Every entry below should be repeated exactly; the pictures should not.

# start of Data supplied

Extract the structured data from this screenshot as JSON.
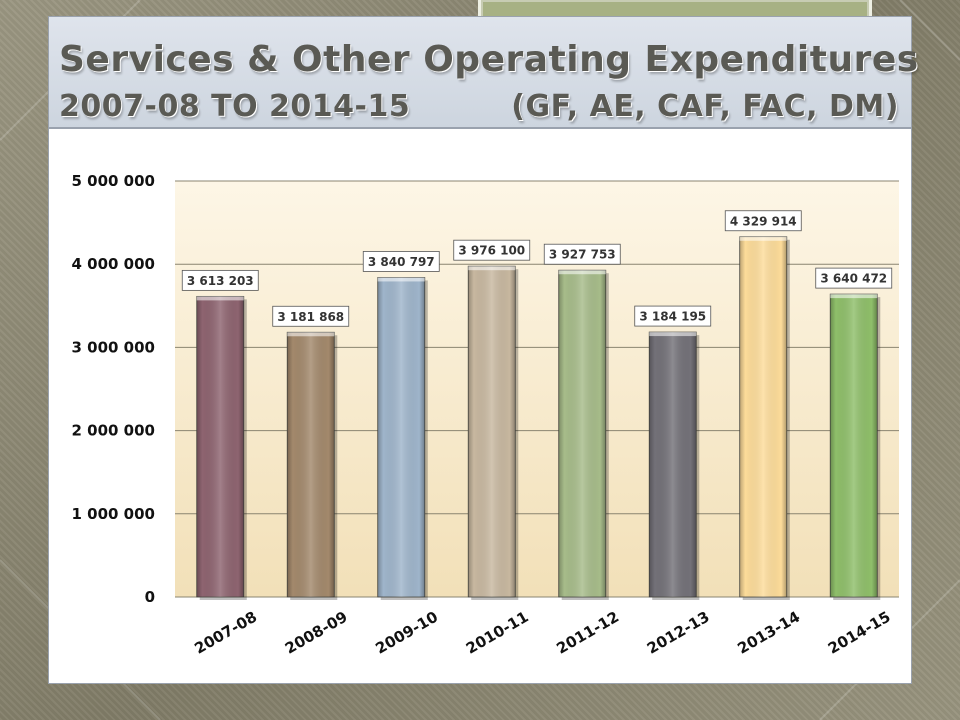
{
  "slide": {
    "title": "Services & Other Operating Expenditures",
    "subtitle_left": "2007-08 TO 2014-15",
    "subtitle_right": "(GF, AE, CAF, FAC, DM)"
  },
  "chart_data": {
    "type": "bar",
    "categories": [
      "2007-08",
      "2008-09",
      "2009-10",
      "2010-11",
      "2011-12",
      "2012-13",
      "2013-14",
      "2014-15"
    ],
    "values": [
      3613203,
      3181868,
      3840797,
      3976100,
      3927753,
      3184195,
      4329914,
      3640472
    ],
    "value_labels": [
      "3 613 203",
      "3 181 868",
      "3 840 797",
      "3 976 100",
      "3 927 753",
      "3 184 195",
      "4 329 914",
      "3 640 472"
    ],
    "bar_colors": [
      "#8e6470",
      "#a3896c",
      "#9fb5cb",
      "#c8b8a0",
      "#a7bc8a",
      "#737178",
      "#fddc9a",
      "#8fbf6a"
    ],
    "ylim": [
      0,
      5000000
    ],
    "yticks": [
      0,
      1000000,
      2000000,
      3000000,
      4000000,
      5000000
    ],
    "ytick_labels": [
      "0",
      "1 000 000",
      "2 000 000",
      "3 000 000",
      "4 000 000",
      "5 000 000"
    ],
    "xlabel": "",
    "ylabel": "",
    "grid": true,
    "plot_background": [
      "#fdf6e6",
      "#f2e0b8"
    ]
  }
}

# end of Data supplied

- Written answer:
Extract the structured data from this screenshot as JSON.
{
  "slide": {
    "title": "Services & Other Operating Expenditures",
    "subtitle_left": "2007-08 TO 2014-15",
    "subtitle_right": "(GF, AE, CAF, FAC, DM)"
  },
  "chart_data": {
    "type": "bar",
    "categories": [
      "2007-08",
      "2008-09",
      "2009-10",
      "2010-11",
      "2011-12",
      "2012-13",
      "2013-14",
      "2014-15"
    ],
    "values": [
      3613203,
      3181868,
      3840797,
      3976100,
      3927753,
      3184195,
      4329914,
      3640472
    ],
    "value_labels": [
      "3 613 203",
      "3 181 868",
      "3 840 797",
      "3 976 100",
      "3 927 753",
      "3 184 195",
      "4 329 914",
      "3 640 472"
    ],
    "bar_colors": [
      "#8e6470",
      "#a3896c",
      "#9fb5cb",
      "#c8b8a0",
      "#a7bc8a",
      "#737178",
      "#fddc9a",
      "#8fbf6a"
    ],
    "ylim": [
      0,
      5000000
    ],
    "yticks": [
      0,
      1000000,
      2000000,
      3000000,
      4000000,
      5000000
    ],
    "ytick_labels": [
      "0",
      "1 000 000",
      "2 000 000",
      "3 000 000",
      "4 000 000",
      "5 000 000"
    ],
    "xlabel": "",
    "ylabel": "",
    "grid": true,
    "plot_background": [
      "#fdf6e6",
      "#f2e0b8"
    ]
  }
}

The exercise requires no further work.